____ Input material
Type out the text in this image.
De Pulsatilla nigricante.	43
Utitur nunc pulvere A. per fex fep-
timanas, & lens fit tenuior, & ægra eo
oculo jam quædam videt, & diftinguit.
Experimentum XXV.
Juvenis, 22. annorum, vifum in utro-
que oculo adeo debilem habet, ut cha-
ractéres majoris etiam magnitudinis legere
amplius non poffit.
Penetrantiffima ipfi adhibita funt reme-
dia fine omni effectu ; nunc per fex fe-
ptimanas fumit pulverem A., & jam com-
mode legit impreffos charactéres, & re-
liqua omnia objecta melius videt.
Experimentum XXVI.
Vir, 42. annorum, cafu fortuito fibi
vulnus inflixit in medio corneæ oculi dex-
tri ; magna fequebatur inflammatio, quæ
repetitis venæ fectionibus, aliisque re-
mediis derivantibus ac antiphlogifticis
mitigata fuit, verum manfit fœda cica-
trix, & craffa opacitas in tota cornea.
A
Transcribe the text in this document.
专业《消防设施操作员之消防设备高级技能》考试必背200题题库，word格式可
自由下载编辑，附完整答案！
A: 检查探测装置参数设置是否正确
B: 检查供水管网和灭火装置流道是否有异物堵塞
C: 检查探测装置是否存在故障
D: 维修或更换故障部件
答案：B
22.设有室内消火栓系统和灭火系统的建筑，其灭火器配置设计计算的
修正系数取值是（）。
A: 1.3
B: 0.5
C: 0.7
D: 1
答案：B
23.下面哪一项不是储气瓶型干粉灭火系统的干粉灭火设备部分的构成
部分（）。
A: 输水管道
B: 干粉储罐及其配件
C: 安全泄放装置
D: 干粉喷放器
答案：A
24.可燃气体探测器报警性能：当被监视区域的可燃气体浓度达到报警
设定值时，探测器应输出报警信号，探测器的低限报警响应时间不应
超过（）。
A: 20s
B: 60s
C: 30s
________
## Goal
Repeat only the lines running from the line that contains "Transcribe the text in this document." through the last line above, inclusive.

## Correct response
Transcribe the text in this document.
专业《消防设施操作员之消防设备高级技能》考试必背200题题库，word格式可
自由下载编辑，附完整答案！
A: 检查探测装置参数设置是否正确
B: 检查供水管网和灭火装置流道是否有异物堵塞
C: 检查探测装置是否存在故障
D: 维修或更换故障部件
答案：B
22.设有室内消火栓系统和灭火系统的建筑，其灭火器配置设计计算的
修正系数取值是（）。
A: 1.3
B: 0.5
C: 0.7
D: 1
答案：B
23.下面哪一项不是储气瓶型干粉灭火系统的干粉灭火设备部分的构成
部分（）。
A: 输水管道
B: 干粉储罐及其配件
C: 安全泄放装置
D: 干粉喷放器
答案：A
24.可燃气体探测器报警性能：当被监视区域的可燃气体浓度达到报警
设定值时，探测器应输出报警信号，探测器的低限报警响应时间不应
超过（）。
A: 20s
B: 60s
C: 30s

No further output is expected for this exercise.